- TASK PROMPT -
Write out every line of the listing below character for character, omitting the pictures.
## start RECORDS TO PROCESS
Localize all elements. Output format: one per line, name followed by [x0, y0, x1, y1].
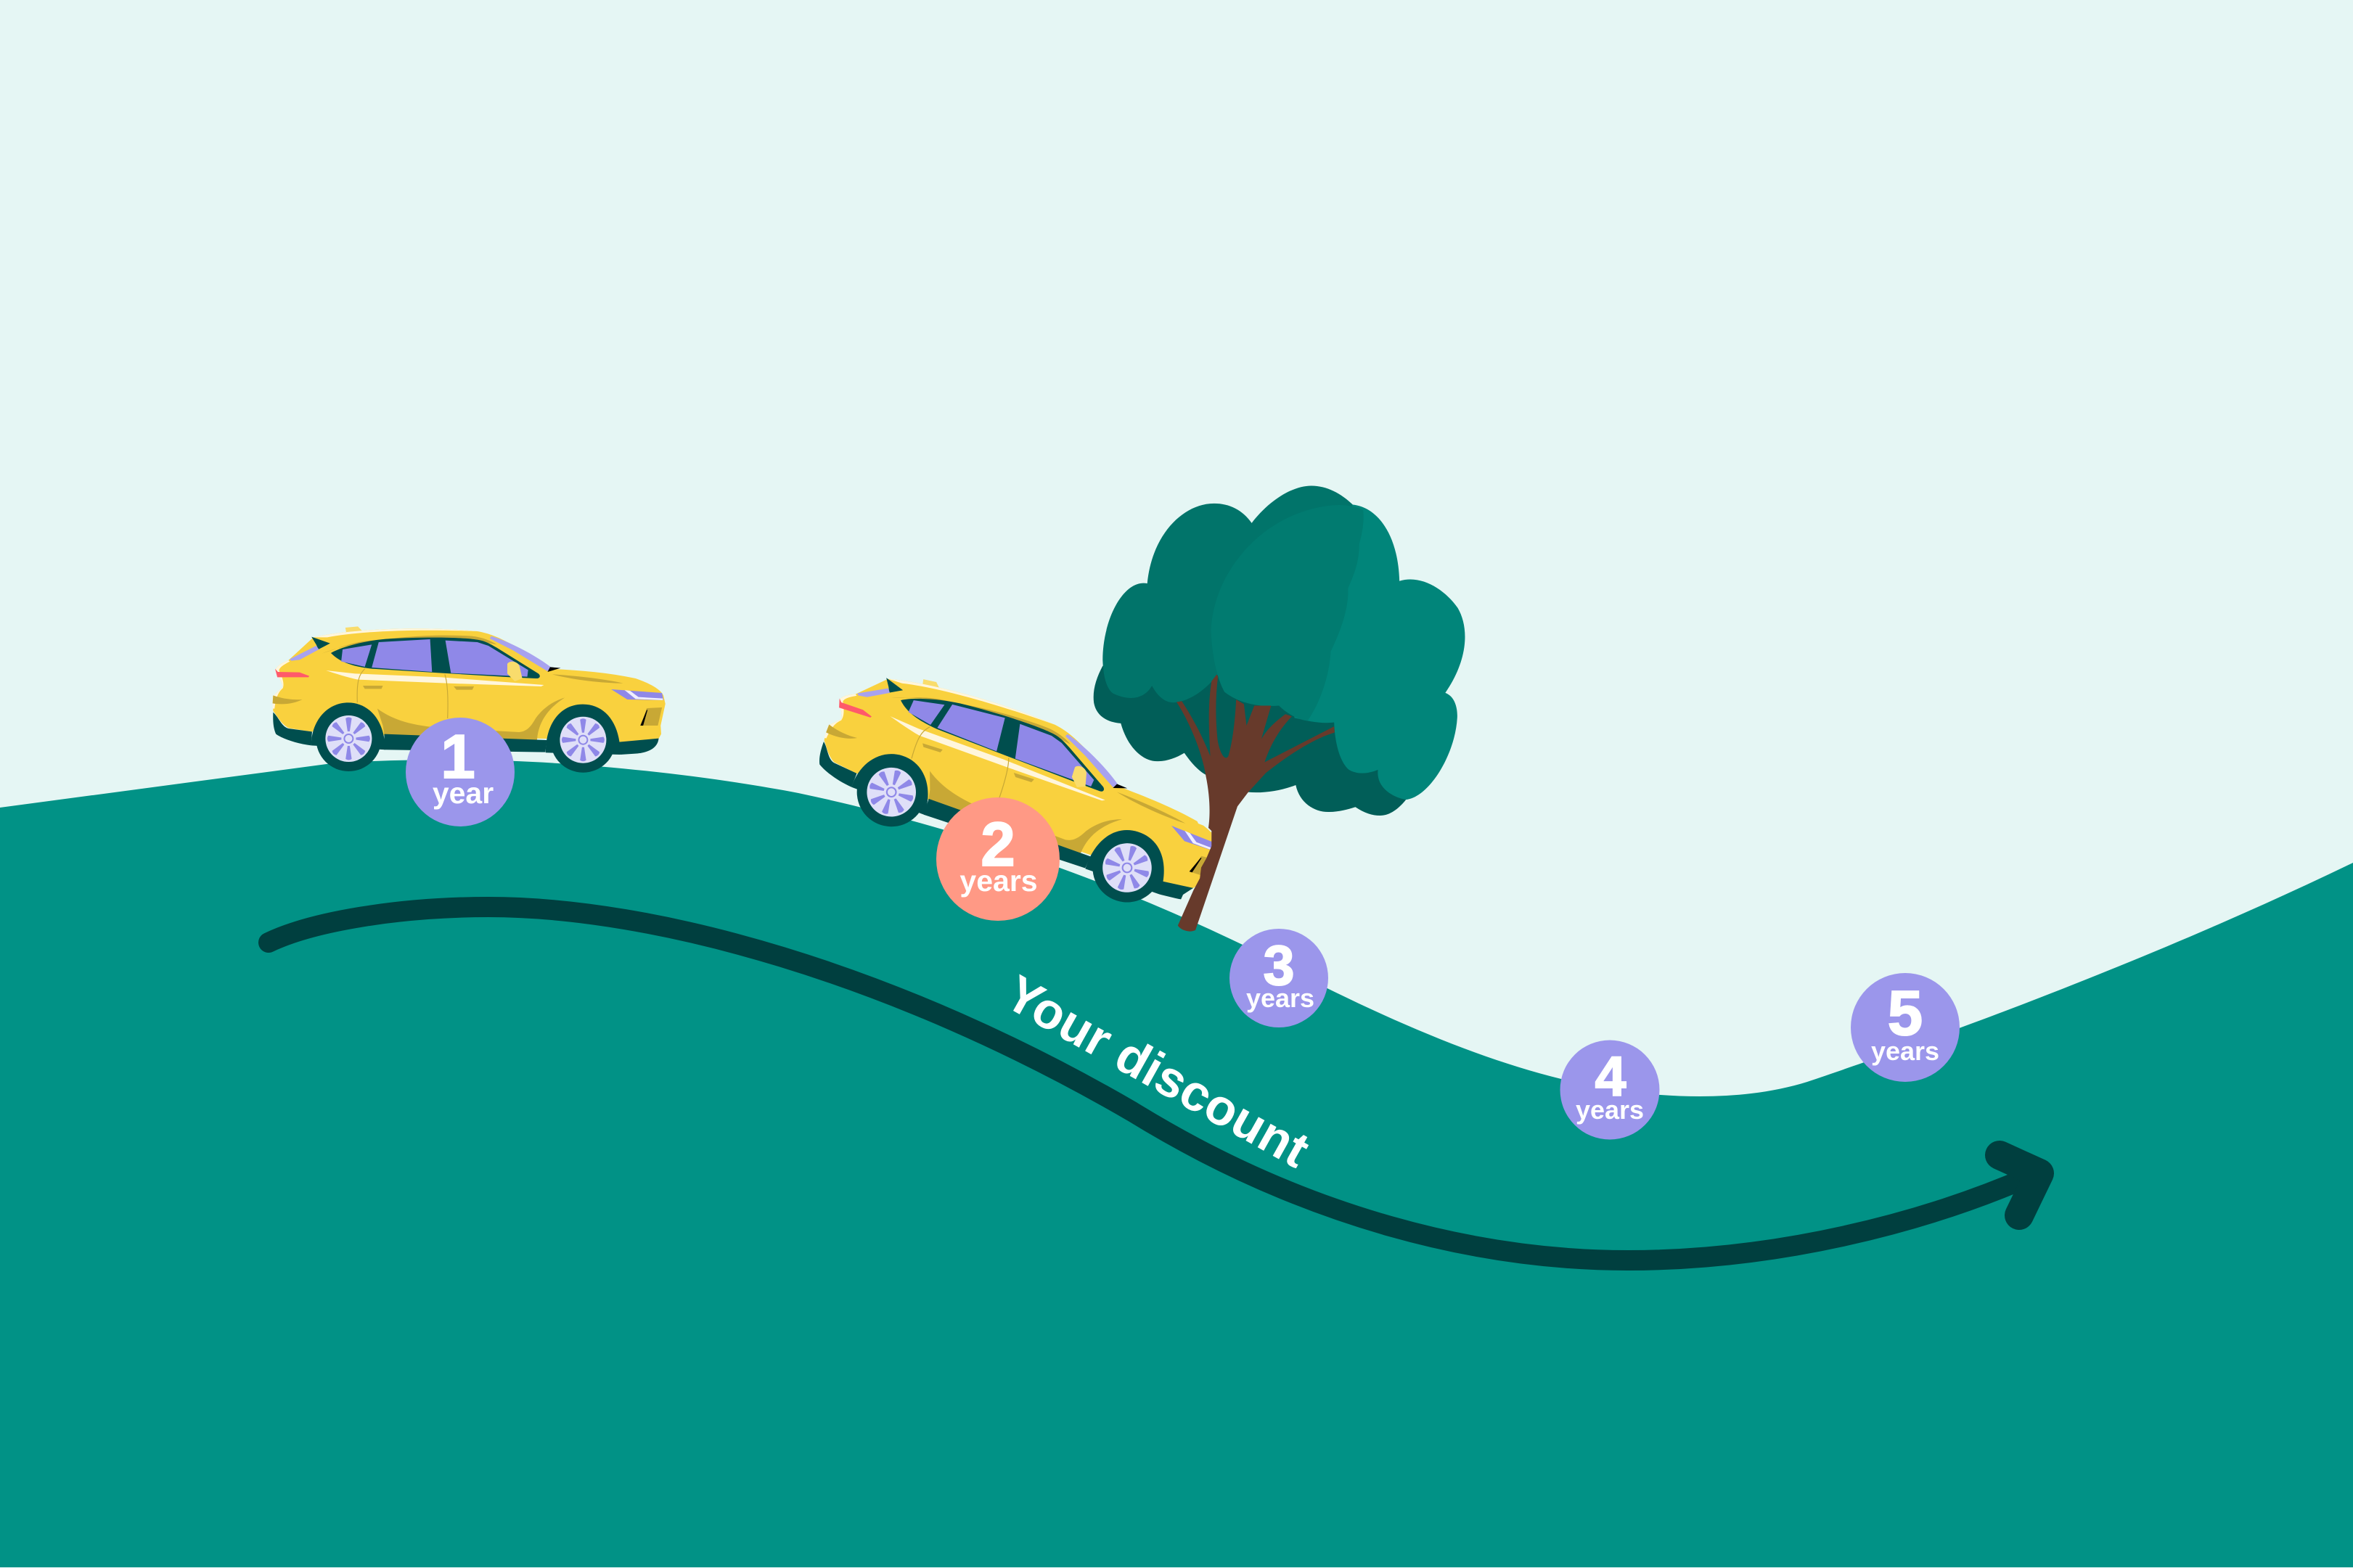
infographic scene: [0, 486, 2353, 1567]
tree: [1094, 485, 1465, 932]
rear body shade: [273, 695, 303, 704]
label: your discount: Your discount: [997, 964, 1319, 1178]
windows: [341, 639, 528, 677]
badge: 4 years: 4: [1595, 1046, 1626, 1108]
shadow above windows: [322, 636, 496, 654]
car on level road: [273, 626, 666, 773]
side mirror: [507, 662, 523, 681]
badge: 3 years: [1229, 929, 1328, 1027]
hill: [0, 760, 2353, 1567]
badge: 4 years: years: [1576, 1095, 1644, 1125]
badge: 2 years: [936, 797, 1060, 921]
badge: 5 years: years: [1871, 1036, 1939, 1066]
crashed car: [819, 678, 1212, 903]
badge: 5 years: [1851, 973, 1960, 1082]
badge: 4 years: [1560, 1040, 1659, 1139]
lower body shade: [377, 697, 565, 740]
badge: 3 years: 3: [1264, 935, 1294, 997]
headlight: [611, 689, 663, 700]
badge: 2 years: years: [959, 864, 1038, 898]
badge: 1 year: year: [433, 776, 494, 810]
front wheel: [550, 707, 615, 773]
front vent: [640, 710, 647, 726]
door lines and handles: [357, 669, 448, 718]
window frame: [331, 638, 540, 678]
back canopy: [1094, 632, 1406, 816]
right canopy: [1282, 505, 1465, 800]
taillight: [275, 669, 309, 677]
rear wheel: [316, 706, 381, 771]
rear purple trim: [290, 646, 319, 661]
rear edge highlight: [273, 660, 290, 709]
front canopy: [1211, 505, 1364, 721]
windshield tip: [547, 667, 560, 672]
badge: 1 year: [406, 718, 515, 826]
white body stripe: [326, 670, 544, 686]
discount trend arrow: [269, 907, 2039, 1260]
trunk and branches: [1176, 675, 1335, 932]
roof highlight: [314, 628, 478, 637]
mid canopy: [1102, 485, 1353, 702]
roof nub: [345, 626, 362, 633]
car body: [273, 628, 666, 742]
spoiler: [311, 637, 330, 649]
windshield strip: [490, 636, 552, 671]
badge: 1 year: 1: [441, 723, 475, 792]
badge: 3 years: years: [1246, 983, 1314, 1013]
badge: 2 years: 2: [981, 810, 1015, 879]
badge: 5 years: 5: [1888, 978, 1923, 1048]
lower dark trim: [273, 702, 659, 755]
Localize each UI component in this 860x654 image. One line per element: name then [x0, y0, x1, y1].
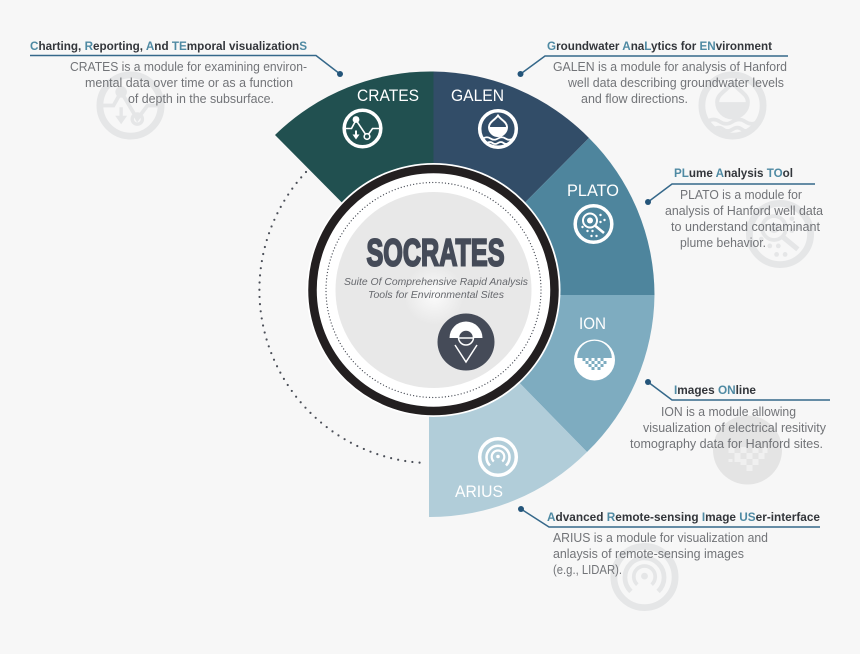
- icon: ARIUS signal: [480, 439, 516, 475]
- text block: GALEN description: well data describing groundwater levels: [567, 76, 784, 90]
- leader line: GALEN: [518, 56, 788, 77]
- text block: PLATO description: analysis of Hanford well data: [665, 204, 823, 218]
- heading: ION: Images ONline: [674, 383, 756, 397]
- ghost icon: ION: [713, 416, 782, 484]
- heading: CRATES: Charting, Reporting, And TEmporal visualizationS: [30, 39, 307, 53]
- heading: PLATO: PLume Analysis TOol: [674, 166, 793, 180]
- leader line: ION: [645, 379, 830, 400]
- text block: ION description: visualization of electrical resitivity: [643, 421, 827, 435]
- text block: ION description: [630, 405, 827, 451]
- heading: GALEN: Groundwater AnaLytics for ENvironment: [547, 39, 772, 53]
- panel: central SOCRATES disc: [306, 163, 560, 417]
- label: ARIUS: ARIUS: [455, 482, 503, 501]
- ghost icon: GALEN: [702, 75, 763, 136]
- label: CRATES: CRATES: [357, 86, 419, 105]
- text block: GALEN description: [553, 60, 787, 106]
- text block: GALEN description: GALEN is a module for analysis of Hanford: [553, 60, 787, 74]
- leader line: ARIUS: [518, 506, 820, 527]
- text block: ARIUS description: ARIUS is a module for visualization and: [553, 531, 768, 545]
- ghost icon: PLATO: [749, 203, 811, 265]
- text block: ION description: ION is a module allowing: [661, 405, 796, 419]
- text block: CRATES description: CRATES is a module for examining environ-: [70, 60, 307, 74]
- panel: CRATES segment: [275, 71, 434, 295]
- dotted orbit arc: [259, 172, 426, 463]
- leader line: PLATO: [645, 184, 815, 205]
- callout: CRATES: [30, 39, 343, 106]
- leader line: CRATES: [30, 56, 343, 77]
- text block: ION description: tomography data for Hanford sites.: [630, 437, 823, 451]
- text block: PLATO description: PLATO is a module for: [680, 188, 802, 202]
- heading: ARIUS: Advanced Remote-sensing Image USer-interface: [547, 510, 820, 524]
- icon: GALEN water drop: [480, 111, 516, 147]
- subtitle: Suite Of Comprehensive Rapid Analysis: [344, 276, 529, 288]
- callout: ION: [630, 379, 830, 451]
- panel: GALEN segment: [434, 72, 589, 295]
- text block: PLATO description: [665, 188, 823, 250]
- callout: PLATO: [645, 166, 823, 250]
- subtitle: [344, 276, 529, 301]
- label: PLATO: PLATO: [567, 181, 619, 200]
- text block: ARIUS description: (e.g., LIDAR).: [553, 563, 622, 577]
- text block: CRATES description: of depth in the subsurface.: [128, 92, 274, 106]
- text block: ARIUS description: [553, 531, 768, 577]
- text block: ARIUS description: anlaysis of remote-sensing images: [553, 547, 744, 561]
- subtitle: Tools for Environmental Sites: [368, 289, 505, 301]
- label: ION: ION: [579, 314, 606, 333]
- panel: PLATO segment: [434, 138, 654, 295]
- label: GALEN: GALEN: [451, 86, 504, 105]
- callout: GALEN: [518, 39, 788, 106]
- text block: PLATO description: plume behavior.: [680, 236, 766, 250]
- title: SOCRATES: [366, 232, 504, 274]
- icon: CRATES chart: [344, 110, 381, 147]
- ghost icon: CRATES: [100, 75, 161, 136]
- icon: ION tomography: [574, 340, 615, 380]
- text block: PLATO description: to understand contaminant: [671, 220, 821, 234]
- icon: SOCRATES logo: [438, 314, 494, 370]
- text block: CRATES description: mental data over time or as a function: [85, 76, 293, 90]
- callout: ARIUS: [518, 506, 820, 577]
- icon: PLATO magnifier: [575, 206, 612, 242]
- text block: CRATES description: [70, 60, 307, 106]
- panel: ION segment: [434, 295, 654, 452]
- panel: ARIUS segment: [429, 295, 587, 517]
- ghost icon: ARIUS: [614, 546, 675, 608]
- text block: GALEN description: and flow directions.: [581, 92, 688, 106]
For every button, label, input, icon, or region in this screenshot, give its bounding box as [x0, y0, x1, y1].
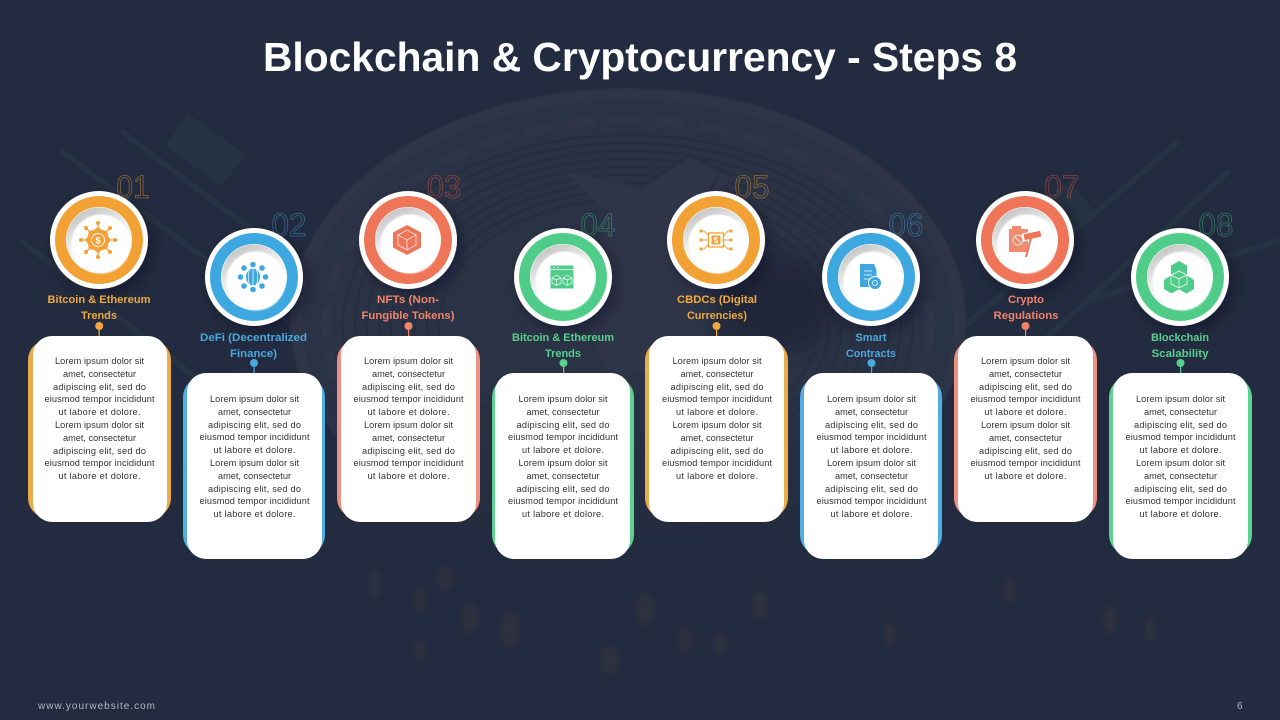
## end RECORDS TO PROCESS
- RIGHT ANSWER -
Localize all elements. Output format: one per line, name followed by [x0, y0, x1, y1].
infographic scene: [0, 486, 2353, 1567]
tree: [1094, 485, 1465, 932]
rear body shade: [273, 695, 303, 704]
label: your discount: Your discount: [997, 964, 1319, 1178]
windows: [341, 639, 528, 677]
badge: 4 years: 4: [1595, 1046, 1626, 1108]
shadow above windows: [322, 636, 496, 654]
car on level road: [273, 626, 666, 773]
side mirror: [507, 662, 523, 681]
badge: 3 years: [1229, 929, 1328, 1027]
hill: [0, 760, 2353, 1567]
badge: 4 years: years: [1576, 1095, 1644, 1125]
badge: 2 years: [936, 797, 1060, 921]
badge: 5 years: years: [1871, 1036, 1939, 1066]
crashed car: [819, 678, 1212, 903]
badge: 5 years: [1851, 973, 1960, 1082]
badge: 4 years: [1560, 1040, 1659, 1139]
lower body shade: [377, 697, 565, 740]
badge: 3 years: 3: [1264, 935, 1294, 997]
headlight: [611, 689, 663, 700]
badge: 2 years: years: [959, 864, 1038, 898]
badge: 1 year: year: [433, 776, 494, 810]
front wheel: [550, 707, 615, 773]
front vent: [640, 710, 647, 726]
door lines and handles: [357, 669, 448, 718]
window frame: [331, 638, 540, 678]
back canopy: [1094, 632, 1406, 816]
right canopy: [1282, 505, 1465, 800]
taillight: [275, 669, 309, 677]
rear wheel: [316, 706, 381, 771]
rear purple trim: [290, 646, 319, 661]
rear edge highlight: [273, 660, 290, 709]
front canopy: [1211, 505, 1364, 721]
windshield tip: [547, 667, 560, 672]
badge: 1 year: [406, 718, 515, 826]
white body stripe: [326, 670, 544, 686]
discount trend arrow: [269, 907, 2039, 1260]
trunk and branches: [1176, 675, 1335, 932]
roof highlight: [314, 628, 478, 637]
mid canopy: [1102, 485, 1353, 702]
roof nub: [345, 626, 362, 633]
car body: [273, 628, 666, 742]
spoiler: [311, 637, 330, 649]
windshield strip: [490, 636, 552, 671]
badge: 1 year: 1: [441, 723, 475, 792]
badge: 3 years: years: [1246, 983, 1314, 1013]
badge: 2 years: 2: [981, 810, 1015, 879]
badge: 5 years: 5: [1888, 978, 1923, 1048]
lower dark trim: [273, 702, 659, 755]
Localize each UI component in this 860x654 image. One line per element: name then [x0, y0, x1, y1].
- icon: ARIUS signal: [480, 439, 516, 475]
- text block: GALEN description: well data describing groundwater levels: [567, 76, 784, 90]
- leader line: GALEN: [518, 56, 788, 77]
- text block: PLATO description: analysis of Hanford well data: [665, 204, 823, 218]
- heading: ION: Images ONline: [674, 383, 756, 397]
- ghost icon: ION: [713, 416, 782, 484]
- heading: CRATES: Charting, Reporting, And TEmporal visualizationS: [30, 39, 307, 53]
- heading: PLATO: PLume Analysis TOol: [674, 166, 793, 180]
- leader line: ION: [645, 379, 830, 400]
- text block: ION description: visualization of electrical resitivity: [643, 421, 827, 435]
- text block: ION description: [630, 405, 827, 451]
- heading: GALEN: Groundwater AnaLytics for ENvironment: [547, 39, 772, 53]
- panel: central SOCRATES disc: [306, 163, 560, 417]
- label: ARIUS: ARIUS: [455, 482, 503, 501]
- ghost icon: GALEN: [702, 75, 763, 136]
- label: CRATES: CRATES: [357, 86, 419, 105]
- text block: GALEN description: [553, 60, 787, 106]
- text block: GALEN description: GALEN is a module for analysis of Hanford: [553, 60, 787, 74]
- leader line: ARIUS: [518, 506, 820, 527]
- text block: ARIUS description: ARIUS is a module for visualization and: [553, 531, 768, 545]
- ghost icon: PLATO: [749, 203, 811, 265]
- text block: ION description: ION is a module allowing: [661, 405, 796, 419]
- text block: CRATES description: CRATES is a module for examining environ-: [70, 60, 307, 74]
- panel: CRATES segment: [275, 71, 434, 295]
- dotted orbit arc: [259, 172, 426, 463]
- leader line: PLATO: [645, 184, 815, 205]
- callout: CRATES: [30, 39, 343, 106]
- leader line: CRATES: [30, 56, 343, 77]
- text block: ION description: tomography data for Hanford sites.: [630, 437, 823, 451]
- text block: PLATO description: PLATO is a module for: [680, 188, 802, 202]
- heading: ARIUS: Advanced Remote-sensing Image USer-interface: [547, 510, 820, 524]
- icon: GALEN water drop: [480, 111, 516, 147]
- subtitle: Suite Of Comprehensive Rapid Analysis: [344, 276, 529, 288]
- callout: ION: [630, 379, 830, 451]
- panel: GALEN segment: [434, 72, 589, 295]
- text block: PLATO description: [665, 188, 823, 250]
- callout: PLATO: [645, 166, 823, 250]
- subtitle: [344, 276, 529, 301]
- label: PLATO: PLATO: [567, 181, 619, 200]
- text block: ARIUS description: (e.g., LIDAR).: [553, 563, 622, 577]
- text block: CRATES description: of depth in the subsurface.: [128, 92, 274, 106]
- text block: ARIUS description: [553, 531, 768, 577]
- text block: ARIUS description: anlaysis of remote-sensing images: [553, 547, 744, 561]
- subtitle: Tools for Environmental Sites: [368, 289, 505, 301]
- label: ION: ION: [579, 314, 606, 333]
- panel: PLATO segment: [434, 138, 654, 295]
- label: GALEN: GALEN: [451, 86, 504, 105]
- callout: GALEN: [518, 39, 788, 106]
- text block: PLATO description: plume behavior.: [680, 236, 766, 250]
- title: SOCRATES: [366, 232, 504, 274]
- icon: CRATES chart: [344, 110, 381, 147]
- ghost icon: CRATES: [100, 75, 161, 136]
- icon: ION tomography: [574, 340, 615, 380]
- text block: PLATO description: to understand contaminant: [671, 220, 821, 234]
- icon: SOCRATES logo: [438, 314, 494, 370]
- text block: CRATES description: mental data over time or as a function: [85, 76, 293, 90]
- callout: ARIUS: [518, 506, 820, 577]
- icon: PLATO magnifier: [575, 206, 612, 242]
- text block: CRATES description: [70, 60, 307, 106]
- panel: ION segment: [434, 295, 654, 452]
- panel: ARIUS segment: [429, 295, 587, 517]
- ghost icon: ARIUS: [614, 546, 675, 608]
- text block: GALEN description: and flow directions.: [581, 92, 688, 106]
For every button, label, input, icon, or region in this screenshot, give its bounding box as [x0, y0, x1, y1].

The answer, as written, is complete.